**YOUR TASK**. List all lines of the data containing the word "Cuptone".

**RECORDED DATA**.
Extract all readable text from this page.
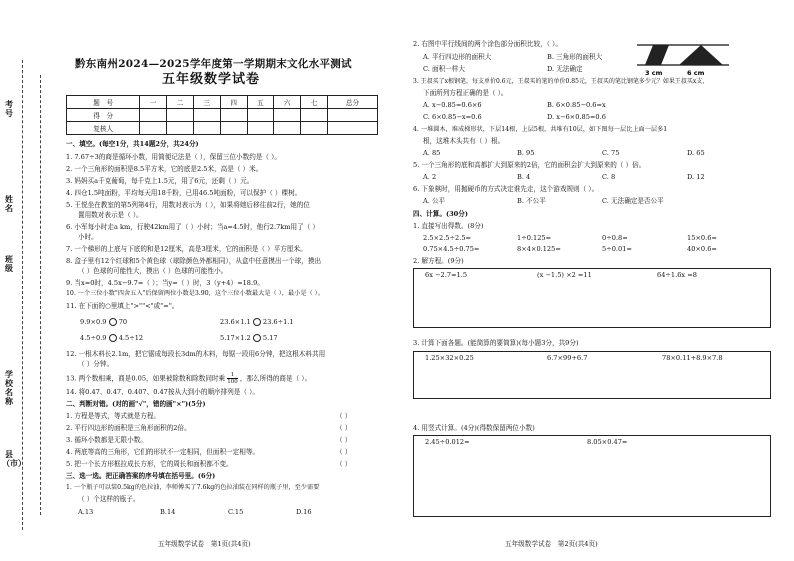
考号
姓名
班级
学校名称
县（市）
黔东南州2024—2025学年度第一学期期末文化水平测试
五年级数学试卷
题　号	一	二	三	四	五	六	七	总分
得　分								
复核人								
一、填空。(每空1分，共14题2分，共24分)
1. 7.67÷3的商是循环小数，用简便记法是（ ），保留三位小数约是（ ）。
2. 一个三角形的面积是8.5平方米，它的底是2.5米，高是（ ）米。
3. 妈妈买a千克葡萄，每千克上1.5元，用了6元，还剩（ ）元。
4. 四仓1.5吨面粉，平均每天用18千粉，已用46.5吨面粉，可以保护（ ）棵树。
5. 王悦坐在教室的第5列第4行，用数对表示为（ ），如果将她后移往前2行，她的位
置用数对表示是（ ）。
6. 小军每小时走a km，行驶42km用了（ ）小时；当a=4.5时，他行2.7km用了（ ）
小时。
7. 一个梯形的上底与下底的和是12厘米，高是3厘米，它的面积是（ ）平方厘米。
8. 盒子里有12个红球和5个黄色球（球除颜色外都相同），从盒中任意摸出一个球，摸出
（ ）色球的可能性大，摸出（ ）色球的可能性小。
9. 当x=0时，4.5x−9.7=（ ）；当y=（ ）时，3（y+4）=18.9。
10. 一个三位小数"四舍五入"后保留两位小数是3.90，这个三位小数最大是（ ），最小是（ ）。
11. 在下面的○里填上">""<"或"="。
9.9×0.9 70	23.6×1.1 23.6÷1.1
4.5÷0.9 4.5÷12	5.17×1.2 5.17
12. 一根木料长2.1m，把它锯成每段长3dm的木料，每锯一段用6分钟，把这根木料共用
（ ）分钟。
13. 两个数相乘，商是0.05，如果被除数和除数同时乘 $\frac{1}{100}$ ，那么所得的商是（ ）。
14. 将0.47、0.47̇、0.407、0.4̇7̇按从大到小的顺序排列是（ ）。
二、判断对错。(对的画"√"，错的画"×")(5分)
1. 方程是等式，等式就是方程。
2. 平行四边形的面积是三角形面积的2倍。
3. 循环小数都是无限小数。
4. 两底等高的三角形，它们的形状不一定相同，但面积一定相等。
5. 把一个长方形框拉成长方形，它的周长和面积都不变。
（ ）
（ ）
（ ）
（ ）
（ ）
三、选一选。把正确答案的序号填在括号里。(6分)
1. 一个瓶子可以装0.5kg的色拉油，李师傅买了7.6kg的色拉油装在同样的瓶子里，至少需要
（ ）个这样的瓶子。
A.13	B.14	C.15	D.16
五年级数学试卷　第1页(共4页)
2. 右图中平行线间的两个涂色部分面积比较，（ ）。
A. 平行四边形的面积大	B. 三角形的面积大
C. 面积一样大	D. 无法确定	3 cm	6 cm
3. 王叔买了x根钢笔，每支单价0.6元，王叔买的笔的单价0.85元，王叔买的笔比钢笔多少元？如果王叔买x支，
下面所列方程正确的是（ ）。
A. x−0.85=0.6×6	B. 6×0.85−0.6=x
C. 6×0.85−x=0.6	D. x−6×0.85=0.6
4. 一堆圆木，堆成梯形状，下层14根，上层5根，共堆有10层，如下图每一层比上面一层多1
根，这堆木头共有（ ）根。
A. 85	B. 95	C. 75	D. 65
5. 一个三角形的底和高都扩大到原来的2倍，它的面积会扩大到原来的（ ）倍。
A. 2	B. 4	C. 8	D. 12
6. 下象棋时，用抛硬币的方式决定谁先走，这个游戏规则（ ）。
A. 公平	B. 不公平	C. 无法确定是否公平
四、计算。(30分)
1. 直接写出得数。(8分)
2.5×2.5÷2.5=	1÷0.125=	0÷0.8=	15×0.6=
0.75×4.5÷0.75=	8×4×0.125=	5÷0.01=	40×0.6=
2. 解方程。(9分)
6x −2.7=1.5	(x −1.5) ×2 =11	64÷1.6x =8
3. 计算下面各题。(能简算的要简算)(每小题3分，共9分)
1.25×32×0.25	6.7×99+6.7	78×0.11+8.9×7.8
4. 用竖式计算。(4分)(得数保留两位小数)
2.45÷0.012≈	8.05×0.47≈
五年级数学试卷　第2页(共4页)
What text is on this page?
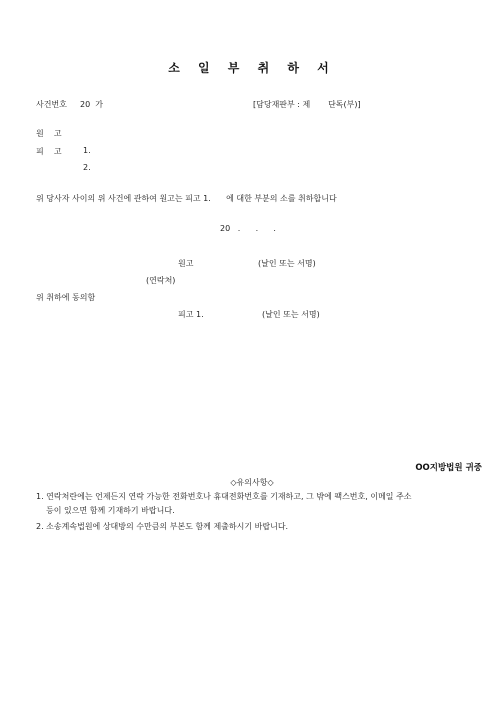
소 일 부 취 하 서
사건번호 20  가	[담당재판부 : 제       단독(부)]
원    고
피    고	1.
2.
위 당사자 사이의 위 사건에 관하여 원고는 피고 1.      에 대한 부분의 소를 취하합니다
20   .      .      .
원고	(날인 또는 서명)
(연락처)
위 취하에 동의함
피고 1.	(날인 또는 서명)
OO지방법원 귀중
◇유의사항◇
1. 연락처란에는 언제든지 연락 가능한 전화번호나 휴대전화번호를 기재하고, 그 밖에 팩스번호, 이메일 주소
등이 있으면 함께 기재하기 바랍니다.
2. 소송계속법원에 상대방의 수만큼의 부본도 함께 제출하시기 바랍니다.
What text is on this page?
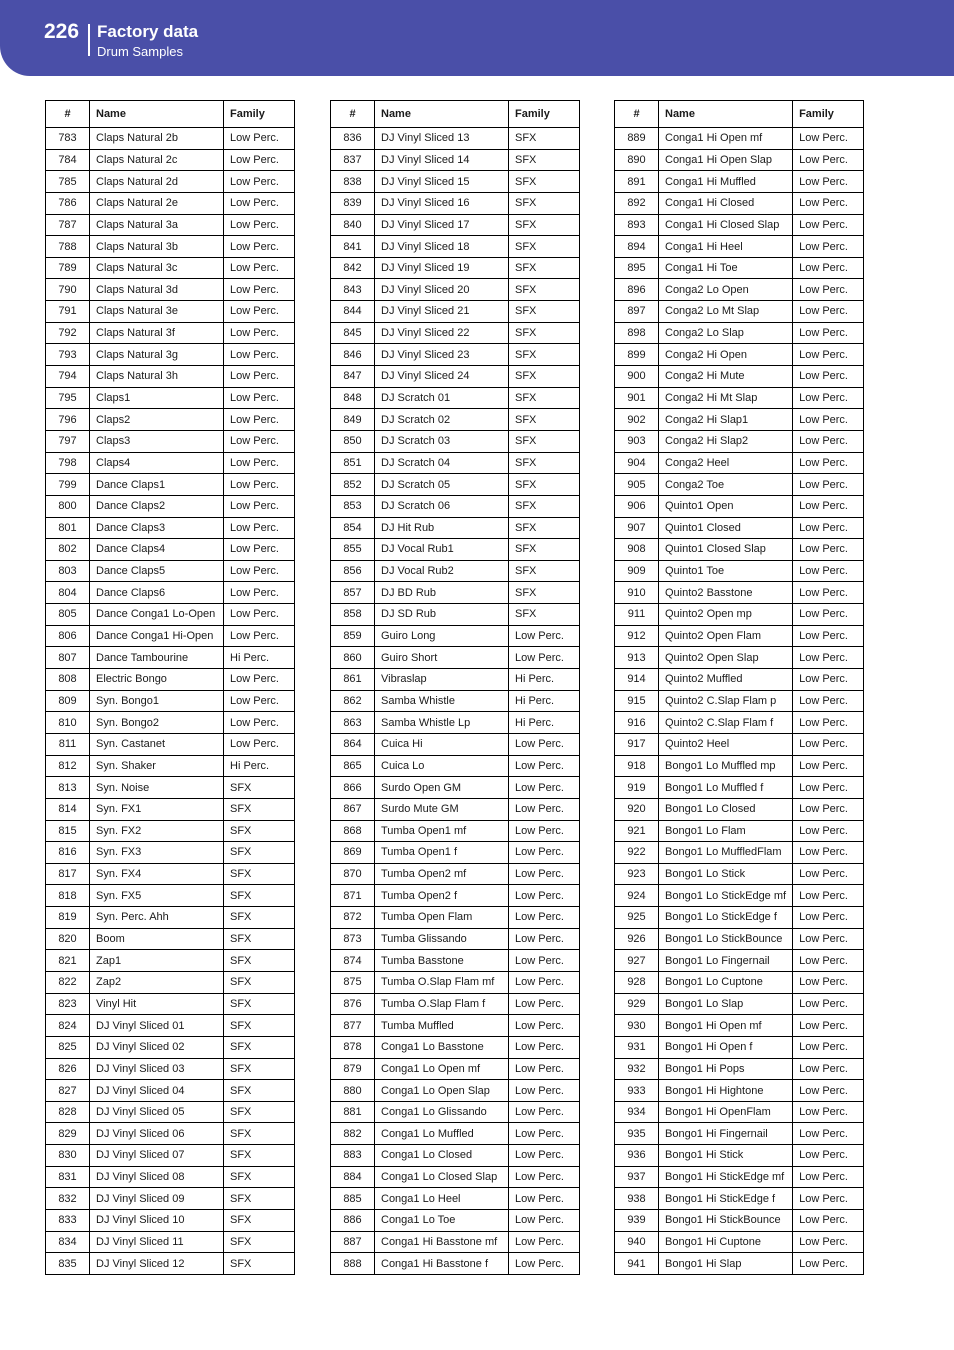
226 Factory data
Drum Samples
#	Name	Family
783	Claps Natural 2b	Low Perc.
784	Claps Natural 2c	Low Perc.
785	Claps Natural 2d	Low Perc.
786	Claps Natural 2e	Low Perc.
787	Claps Natural 3a	Low Perc.
788	Claps Natural 3b	Low Perc.
789	Claps Natural 3c	Low Perc.
790	Claps Natural 3d	Low Perc.
791	Claps Natural 3e	Low Perc.
792	Claps Natural 3f	Low Perc.
793	Claps Natural 3g	Low Perc.
794	Claps Natural 3h	Low Perc.
795	Claps1	Low Perc.
796	Claps2	Low Perc.
797	Claps3	Low Perc.
798	Claps4	Low Perc.
799	Dance Claps1	Low Perc.
800	Dance Claps2	Low Perc.
801	Dance Claps3	Low Perc.
802	Dance Claps4	Low Perc.
803	Dance Claps5	Low Perc.
804	Dance Claps6	Low Perc.
805	Dance Conga1 Lo-Open	Low Perc.
806	Dance Conga1 Hi-Open	Low Perc.
807	Dance Tambourine	Hi Perc.
808	Electric Bongo	Low Perc.
809	Syn. Bongo1	Low Perc.
810	Syn. Bongo2	Low Perc.
811	Syn. Castanet	Low Perc.
812	Syn. Shaker	Hi Perc.
813	Syn. Noise	SFX
814	Syn. FX1	SFX
815	Syn. FX2	SFX
816	Syn. FX3	SFX
817	Syn. FX4	SFX
818	Syn. FX5	SFX
819	Syn. Perc. Ahh	SFX
820	Boom	SFX
821	Zap1	SFX
822	Zap2	SFX
823	Vinyl Hit	SFX
824	DJ Vinyl Sliced 01	SFX
825	DJ Vinyl Sliced 02	SFX
826	DJ Vinyl Sliced 03	SFX
827	DJ Vinyl Sliced 04	SFX
828	DJ Vinyl Sliced 05	SFX
829	DJ Vinyl Sliced 06	SFX
830	DJ Vinyl Sliced 07	SFX
831	DJ Vinyl Sliced 08	SFX
832	DJ Vinyl Sliced 09	SFX
833	DJ Vinyl Sliced 10	SFX
834	DJ Vinyl Sliced 11	SFX
835	DJ Vinyl Sliced 12	SFX
#	Name	Family
836	DJ Vinyl Sliced 13	SFX
837	DJ Vinyl Sliced 14	SFX
838	DJ Vinyl Sliced 15	SFX
839	DJ Vinyl Sliced 16	SFX
840	DJ Vinyl Sliced 17	SFX
841	DJ Vinyl Sliced 18	SFX
842	DJ Vinyl Sliced 19	SFX
843	DJ Vinyl Sliced 20	SFX
844	DJ Vinyl Sliced 21	SFX
845	DJ Vinyl Sliced 22	SFX
846	DJ Vinyl Sliced 23	SFX
847	DJ Vinyl Sliced 24	SFX
848	DJ Scratch 01	SFX
849	DJ Scratch 02	SFX
850	DJ Scratch 03	SFX
851	DJ Scratch 04	SFX
852	DJ Scratch 05	SFX
853	DJ Scratch 06	SFX
854	DJ Hit Rub	SFX
855	DJ Vocal Rub1	SFX
856	DJ Vocal Rub2	SFX
857	DJ BD Rub	SFX
858	DJ SD Rub	SFX
859	Guiro Long	Low Perc.
860	Guiro Short	Low Perc.
861	Vibraslap	Hi Perc.
862	Samba Whistle	Hi Perc.
863	Samba Whistle Lp	Hi Perc.
864	Cuica Hi	Low Perc.
865	Cuica Lo	Low Perc.
866	Surdo Open GM	Low Perc.
867	Surdo Mute GM	Low Perc.
868	Tumba Open1 mf	Low Perc.
869	Tumba Open1 f	Low Perc.
870	Tumba Open2 mf	Low Perc.
871	Tumba Open2 f	Low Perc.
872	Tumba Open Flam	Low Perc.
873	Tumba Glissando	Low Perc.
874	Tumba Basstone	Low Perc.
875	Tumba O.Slap Flam mf	Low Perc.
876	Tumba O.Slap Flam f	Low Perc.
877	Tumba Muffled	Low Perc.
878	Conga1 Lo Basstone	Low Perc.
879	Conga1 Lo Open mf	Low Perc.
880	Conga1 Lo Open Slap	Low Perc.
881	Conga1 Lo Glissando	Low Perc.
882	Conga1 Lo Muffled	Low Perc.
883	Conga1 Lo Closed	Low Perc.
884	Conga1 Lo Closed Slap	Low Perc.
885	Conga1 Lo Heel	Low Perc.
886	Conga1 Lo Toe	Low Perc.
887	Conga1 Hi Basstone mf	Low Perc.
888	Conga1 Hi Basstone f	Low Perc.
#	Name	Family
889	Conga1 Hi Open mf	Low Perc.
890	Conga1 Hi Open Slap	Low Perc.
891	Conga1 Hi Muffled	Low Perc.
892	Conga1 Hi Closed	Low Perc.
893	Conga1 Hi Closed Slap	Low Perc.
894	Conga1 Hi Heel	Low Perc.
895	Conga1 Hi Toe	Low Perc.
896	Conga2 Lo Open	Low Perc.
897	Conga2 Lo Mt Slap	Low Perc.
898	Conga2 Lo Slap	Low Perc.
899	Conga2 Hi Open	Low Perc.
900	Conga2 Hi Mute	Low Perc.
901	Conga2 Hi Mt Slap	Low Perc.
902	Conga2 Hi Slap1	Low Perc.
903	Conga2 Hi Slap2	Low Perc.
904	Conga2 Heel	Low Perc.
905	Conga2 Toe	Low Perc.
906	Quinto1 Open	Low Perc.
907	Quinto1 Closed	Low Perc.
908	Quinto1 Closed Slap	Low Perc.
909	Quinto1 Toe	Low Perc.
910	Quinto2 Basstone	Low Perc.
911	Quinto2 Open mp	Low Perc.
912	Quinto2 Open Flam	Low Perc.
913	Quinto2 Open Slap	Low Perc.
914	Quinto2 Muffled	Low Perc.
915	Quinto2 C.Slap Flam p	Low Perc.
916	Quinto2 C.Slap Flam f	Low Perc.
917	Quinto2 Heel	Low Perc.
918	Bongo1 Lo Muffled mp	Low Perc.
919	Bongo1 Lo Muffled f	Low Perc.
920	Bongo1 Lo Closed	Low Perc.
921	Bongo1 Lo Flam	Low Perc.
922	Bongo1 Lo MuffledFlam	Low Perc.
923	Bongo1 Lo Stick	Low Perc.
924	Bongo1 Lo StickEdge mf	Low Perc.
925	Bongo1 Lo StickEdge f	Low Perc.
926	Bongo1 Lo StickBounce	Low Perc.
927	Bongo1 Lo Fingernail	Low Perc.
928	Bongo1 Lo Cuptone	Low Perc.
929	Bongo1 Lo Slap	Low Perc.
930	Bongo1 Hi Open mf	Low Perc.
931	Bongo1 Hi Open f	Low Perc.
932	Bongo1 Hi Pops	Low Perc.
933	Bongo1 Hi Hightone	Low Perc.
934	Bongo1 Hi OpenFlam	Low Perc.
935	Bongo1 Hi Fingernail	Low Perc.
936	Bongo1 Hi Stick	Low Perc.
937	Bongo1 Hi StickEdge mf	Low Perc.
938	Bongo1 Hi StickEdge f	Low Perc.
939	Bongo1 Hi StickBounce	Low Perc.
940	Bongo1 Hi Cuptone	Low Perc.
941	Bongo1 Hi Slap	Low Perc.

**RESULT OF THE EXERCISE**.
928	Bongo1 Lo Cuptone	Low Perc.
940	Bongo1 Hi Cuptone	Low Perc.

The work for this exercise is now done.